• [TASK DATA]
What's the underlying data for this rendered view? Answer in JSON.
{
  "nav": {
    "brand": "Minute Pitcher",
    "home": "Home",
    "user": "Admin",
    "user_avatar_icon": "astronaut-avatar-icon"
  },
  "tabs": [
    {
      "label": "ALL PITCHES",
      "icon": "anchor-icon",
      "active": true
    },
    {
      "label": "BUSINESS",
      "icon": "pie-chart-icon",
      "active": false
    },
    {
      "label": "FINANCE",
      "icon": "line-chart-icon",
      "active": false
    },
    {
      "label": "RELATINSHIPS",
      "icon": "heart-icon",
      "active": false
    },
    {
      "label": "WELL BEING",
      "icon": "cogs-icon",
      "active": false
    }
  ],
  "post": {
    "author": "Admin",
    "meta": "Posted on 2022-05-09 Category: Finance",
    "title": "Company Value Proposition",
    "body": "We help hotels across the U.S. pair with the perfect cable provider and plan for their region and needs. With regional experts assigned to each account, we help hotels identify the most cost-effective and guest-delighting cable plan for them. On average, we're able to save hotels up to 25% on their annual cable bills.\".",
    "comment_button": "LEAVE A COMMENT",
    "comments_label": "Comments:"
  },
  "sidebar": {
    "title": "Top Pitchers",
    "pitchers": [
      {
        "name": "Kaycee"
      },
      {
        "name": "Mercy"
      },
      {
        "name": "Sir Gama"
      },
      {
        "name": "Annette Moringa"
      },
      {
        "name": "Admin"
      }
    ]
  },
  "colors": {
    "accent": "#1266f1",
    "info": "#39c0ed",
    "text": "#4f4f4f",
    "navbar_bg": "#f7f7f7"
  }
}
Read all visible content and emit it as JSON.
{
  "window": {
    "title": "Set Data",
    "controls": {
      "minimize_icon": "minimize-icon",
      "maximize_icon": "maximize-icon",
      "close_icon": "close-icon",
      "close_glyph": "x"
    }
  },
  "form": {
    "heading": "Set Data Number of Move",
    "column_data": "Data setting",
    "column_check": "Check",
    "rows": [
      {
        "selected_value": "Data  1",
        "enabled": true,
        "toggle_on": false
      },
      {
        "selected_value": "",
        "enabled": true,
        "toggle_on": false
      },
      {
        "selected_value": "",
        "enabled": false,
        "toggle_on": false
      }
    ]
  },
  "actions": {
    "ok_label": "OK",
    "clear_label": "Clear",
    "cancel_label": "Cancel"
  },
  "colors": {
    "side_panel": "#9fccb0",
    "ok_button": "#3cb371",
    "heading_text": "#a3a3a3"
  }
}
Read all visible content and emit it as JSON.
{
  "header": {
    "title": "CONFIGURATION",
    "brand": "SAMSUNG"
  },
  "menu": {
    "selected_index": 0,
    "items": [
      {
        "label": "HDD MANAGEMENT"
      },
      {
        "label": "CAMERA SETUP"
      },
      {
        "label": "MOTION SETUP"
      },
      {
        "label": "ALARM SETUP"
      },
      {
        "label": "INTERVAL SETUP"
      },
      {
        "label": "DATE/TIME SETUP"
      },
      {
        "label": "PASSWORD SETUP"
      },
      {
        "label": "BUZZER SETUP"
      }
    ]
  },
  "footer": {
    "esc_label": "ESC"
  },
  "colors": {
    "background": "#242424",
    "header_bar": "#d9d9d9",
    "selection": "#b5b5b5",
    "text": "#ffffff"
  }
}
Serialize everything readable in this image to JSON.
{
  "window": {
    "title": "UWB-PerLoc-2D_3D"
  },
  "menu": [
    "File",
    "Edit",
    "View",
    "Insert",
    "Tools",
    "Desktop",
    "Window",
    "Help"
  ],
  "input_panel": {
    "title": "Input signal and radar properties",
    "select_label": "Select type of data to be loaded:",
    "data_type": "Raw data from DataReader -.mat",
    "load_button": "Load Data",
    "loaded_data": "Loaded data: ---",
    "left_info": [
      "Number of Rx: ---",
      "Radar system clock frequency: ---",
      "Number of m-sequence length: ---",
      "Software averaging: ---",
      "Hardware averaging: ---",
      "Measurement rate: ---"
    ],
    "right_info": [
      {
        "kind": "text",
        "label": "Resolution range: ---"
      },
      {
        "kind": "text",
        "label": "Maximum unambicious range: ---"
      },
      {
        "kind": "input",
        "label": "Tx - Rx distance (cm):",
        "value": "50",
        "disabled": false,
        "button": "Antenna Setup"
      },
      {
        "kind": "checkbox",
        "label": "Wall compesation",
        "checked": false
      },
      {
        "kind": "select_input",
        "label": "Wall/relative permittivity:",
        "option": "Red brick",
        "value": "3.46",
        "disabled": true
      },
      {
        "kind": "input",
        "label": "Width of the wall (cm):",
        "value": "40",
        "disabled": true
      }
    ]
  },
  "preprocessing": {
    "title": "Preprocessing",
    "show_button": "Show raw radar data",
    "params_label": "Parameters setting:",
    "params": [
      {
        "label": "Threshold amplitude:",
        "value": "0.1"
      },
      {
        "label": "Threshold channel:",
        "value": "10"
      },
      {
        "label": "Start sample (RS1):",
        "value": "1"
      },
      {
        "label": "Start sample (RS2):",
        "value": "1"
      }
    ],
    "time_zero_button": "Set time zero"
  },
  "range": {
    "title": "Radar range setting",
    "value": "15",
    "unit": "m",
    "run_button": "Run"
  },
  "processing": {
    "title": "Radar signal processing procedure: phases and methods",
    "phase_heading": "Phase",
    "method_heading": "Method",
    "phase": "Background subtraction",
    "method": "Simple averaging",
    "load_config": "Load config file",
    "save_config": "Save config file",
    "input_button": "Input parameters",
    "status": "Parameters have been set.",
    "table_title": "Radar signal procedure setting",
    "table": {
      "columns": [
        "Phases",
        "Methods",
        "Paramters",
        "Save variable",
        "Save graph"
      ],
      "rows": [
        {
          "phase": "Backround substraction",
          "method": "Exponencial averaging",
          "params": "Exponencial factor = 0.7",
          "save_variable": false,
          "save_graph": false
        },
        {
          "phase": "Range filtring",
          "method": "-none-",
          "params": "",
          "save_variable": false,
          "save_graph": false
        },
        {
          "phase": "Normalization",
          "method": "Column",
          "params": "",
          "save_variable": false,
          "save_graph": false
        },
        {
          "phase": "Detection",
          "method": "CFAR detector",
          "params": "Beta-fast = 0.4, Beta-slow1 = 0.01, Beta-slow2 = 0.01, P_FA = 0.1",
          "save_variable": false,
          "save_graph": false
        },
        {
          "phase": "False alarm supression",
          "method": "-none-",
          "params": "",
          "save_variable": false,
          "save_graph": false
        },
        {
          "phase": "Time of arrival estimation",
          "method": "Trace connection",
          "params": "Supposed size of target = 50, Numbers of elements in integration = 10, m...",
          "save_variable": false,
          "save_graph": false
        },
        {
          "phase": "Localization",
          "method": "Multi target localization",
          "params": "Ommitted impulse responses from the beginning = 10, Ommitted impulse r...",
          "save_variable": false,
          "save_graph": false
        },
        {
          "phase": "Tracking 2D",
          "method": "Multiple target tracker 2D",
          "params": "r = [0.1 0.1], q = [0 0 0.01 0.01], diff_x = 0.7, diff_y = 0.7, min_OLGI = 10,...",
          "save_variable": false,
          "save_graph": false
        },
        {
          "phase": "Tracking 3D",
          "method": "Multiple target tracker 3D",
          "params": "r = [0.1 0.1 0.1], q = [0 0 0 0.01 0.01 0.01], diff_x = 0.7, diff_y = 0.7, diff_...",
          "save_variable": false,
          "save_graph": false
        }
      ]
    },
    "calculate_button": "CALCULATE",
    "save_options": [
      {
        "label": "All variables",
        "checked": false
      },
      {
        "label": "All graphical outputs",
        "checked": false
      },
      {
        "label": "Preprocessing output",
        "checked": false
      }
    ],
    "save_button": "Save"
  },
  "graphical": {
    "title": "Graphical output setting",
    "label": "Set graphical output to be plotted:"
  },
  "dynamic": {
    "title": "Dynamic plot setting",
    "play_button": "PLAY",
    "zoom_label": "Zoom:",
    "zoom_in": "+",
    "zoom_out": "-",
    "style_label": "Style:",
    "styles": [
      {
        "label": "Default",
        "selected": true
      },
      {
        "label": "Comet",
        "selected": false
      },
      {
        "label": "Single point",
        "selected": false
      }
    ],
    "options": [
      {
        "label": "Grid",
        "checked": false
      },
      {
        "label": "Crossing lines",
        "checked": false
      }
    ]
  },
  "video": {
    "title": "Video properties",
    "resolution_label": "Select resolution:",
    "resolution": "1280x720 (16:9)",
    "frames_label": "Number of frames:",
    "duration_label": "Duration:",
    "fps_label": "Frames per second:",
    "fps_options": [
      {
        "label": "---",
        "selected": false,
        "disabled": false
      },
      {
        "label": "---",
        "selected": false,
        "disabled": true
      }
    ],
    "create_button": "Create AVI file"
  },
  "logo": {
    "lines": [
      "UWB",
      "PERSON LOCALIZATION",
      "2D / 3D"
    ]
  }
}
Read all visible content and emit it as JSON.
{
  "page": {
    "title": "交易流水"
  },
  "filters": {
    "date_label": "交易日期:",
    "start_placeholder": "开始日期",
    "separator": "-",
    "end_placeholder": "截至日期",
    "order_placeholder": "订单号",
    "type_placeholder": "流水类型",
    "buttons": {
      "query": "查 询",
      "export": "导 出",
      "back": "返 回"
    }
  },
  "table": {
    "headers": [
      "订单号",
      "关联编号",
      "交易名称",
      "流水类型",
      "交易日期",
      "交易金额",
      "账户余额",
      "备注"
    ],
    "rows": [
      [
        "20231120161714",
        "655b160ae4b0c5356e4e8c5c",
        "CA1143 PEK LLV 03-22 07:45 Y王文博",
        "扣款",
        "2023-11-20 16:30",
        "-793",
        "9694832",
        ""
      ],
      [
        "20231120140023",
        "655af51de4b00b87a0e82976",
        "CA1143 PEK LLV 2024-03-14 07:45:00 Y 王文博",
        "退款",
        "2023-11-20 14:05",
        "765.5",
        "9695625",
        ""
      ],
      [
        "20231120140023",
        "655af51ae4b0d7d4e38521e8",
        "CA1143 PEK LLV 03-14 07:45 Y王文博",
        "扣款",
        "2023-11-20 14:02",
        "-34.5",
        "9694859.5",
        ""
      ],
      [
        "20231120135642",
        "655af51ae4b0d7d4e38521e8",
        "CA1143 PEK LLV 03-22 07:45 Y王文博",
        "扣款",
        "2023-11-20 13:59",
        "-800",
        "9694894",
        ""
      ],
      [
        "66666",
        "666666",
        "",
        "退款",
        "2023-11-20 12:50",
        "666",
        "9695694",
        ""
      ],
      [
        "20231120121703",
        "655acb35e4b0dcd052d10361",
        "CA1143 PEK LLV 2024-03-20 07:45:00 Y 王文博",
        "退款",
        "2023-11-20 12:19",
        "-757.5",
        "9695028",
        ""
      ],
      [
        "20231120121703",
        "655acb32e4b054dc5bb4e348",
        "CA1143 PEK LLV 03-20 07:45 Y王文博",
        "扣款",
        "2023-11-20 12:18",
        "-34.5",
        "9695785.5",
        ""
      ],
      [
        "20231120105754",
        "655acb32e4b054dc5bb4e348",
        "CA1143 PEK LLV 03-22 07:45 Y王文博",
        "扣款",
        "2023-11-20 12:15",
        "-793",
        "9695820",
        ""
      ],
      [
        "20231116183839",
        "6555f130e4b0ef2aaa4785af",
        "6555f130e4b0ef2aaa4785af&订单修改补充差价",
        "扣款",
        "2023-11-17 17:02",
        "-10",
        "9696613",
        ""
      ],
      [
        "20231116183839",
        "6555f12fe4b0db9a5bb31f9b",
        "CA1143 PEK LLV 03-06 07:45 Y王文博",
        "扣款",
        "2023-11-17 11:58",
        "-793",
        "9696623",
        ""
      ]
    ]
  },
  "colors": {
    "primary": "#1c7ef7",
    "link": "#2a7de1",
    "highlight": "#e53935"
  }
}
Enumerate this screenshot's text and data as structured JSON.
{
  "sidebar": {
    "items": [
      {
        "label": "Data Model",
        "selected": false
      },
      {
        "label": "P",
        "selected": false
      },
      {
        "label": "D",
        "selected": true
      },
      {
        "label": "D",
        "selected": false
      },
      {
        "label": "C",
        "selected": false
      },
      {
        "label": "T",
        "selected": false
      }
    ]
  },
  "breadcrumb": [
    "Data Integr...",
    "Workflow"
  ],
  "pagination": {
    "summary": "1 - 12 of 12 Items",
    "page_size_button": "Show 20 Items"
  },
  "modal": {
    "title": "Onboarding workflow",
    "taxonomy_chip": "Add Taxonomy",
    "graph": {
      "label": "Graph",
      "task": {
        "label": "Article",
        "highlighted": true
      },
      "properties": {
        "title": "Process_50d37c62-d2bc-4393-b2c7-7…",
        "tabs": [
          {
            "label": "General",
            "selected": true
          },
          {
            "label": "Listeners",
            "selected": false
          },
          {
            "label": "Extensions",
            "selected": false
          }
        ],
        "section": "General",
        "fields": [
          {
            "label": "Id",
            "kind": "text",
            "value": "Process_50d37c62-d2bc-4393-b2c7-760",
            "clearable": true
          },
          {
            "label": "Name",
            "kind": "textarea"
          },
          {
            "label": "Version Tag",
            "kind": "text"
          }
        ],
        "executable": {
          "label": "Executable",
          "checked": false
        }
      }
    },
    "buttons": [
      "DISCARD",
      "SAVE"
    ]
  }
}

• [TASK INSTRUCTIONS]
Repeat word for word each line from the one with "Enumerate this screenshot's" to the end of the records above, inclusive.

• [FINISHED EXERCISE]
Enumerate this screenshot's text and data as structured JSON.
{
  "sidebar": {
    "items": [
      {
        "label": "Data Model",
        "selected": false
      },
      {
        "label": "P",
        "selected": false
      },
      {
        "label": "D",
        "selected": true
      },
      {
        "label": "D",
        "selected": false
      },
      {
        "label": "C",
        "selected": false
      },
      {
        "label": "T",
        "selected": false
      }
    ]
  },
  "breadcrumb": [
    "Data Integr...",
    "Workflow"
  ],
  "pagination": {
    "summary": "1 - 12 of 12 Items",
    "page_size_button": "Show 20 Items"
  },
  "modal": {
    "title": "Onboarding workflow",
    "taxonomy_chip": "Add Taxonomy",
    "graph": {
      "label": "Graph",
      "task": {
        "label": "Article",
        "highlighted": true
      },
      "properties": {
        "title": "Process_50d37c62-d2bc-4393-b2c7-7…",
        "tabs": [
          {
            "label": "General",
            "selected": true
          },
          {
            "label": "Listeners",
            "selected": false
          },
          {
            "label": "Extensions",
            "selected": false
          }
        ],
        "section": "General",
        "fields": [
          {
            "label": "Id",
            "kind": "text",
            "value": "Process_50d37c62-d2bc-4393-b2c7-760",
            "clearable": true
          },
          {
            "label": "Name",
            "kind": "textarea"
          },
          {
            "label": "Version Tag",
            "kind": "text"
          }
        ],
        "executable": {
          "label": "Executable",
          "checked": false
        }
      }
    },
    "buttons": [
      "DISCARD",
      "SAVE"
    ]
  }
}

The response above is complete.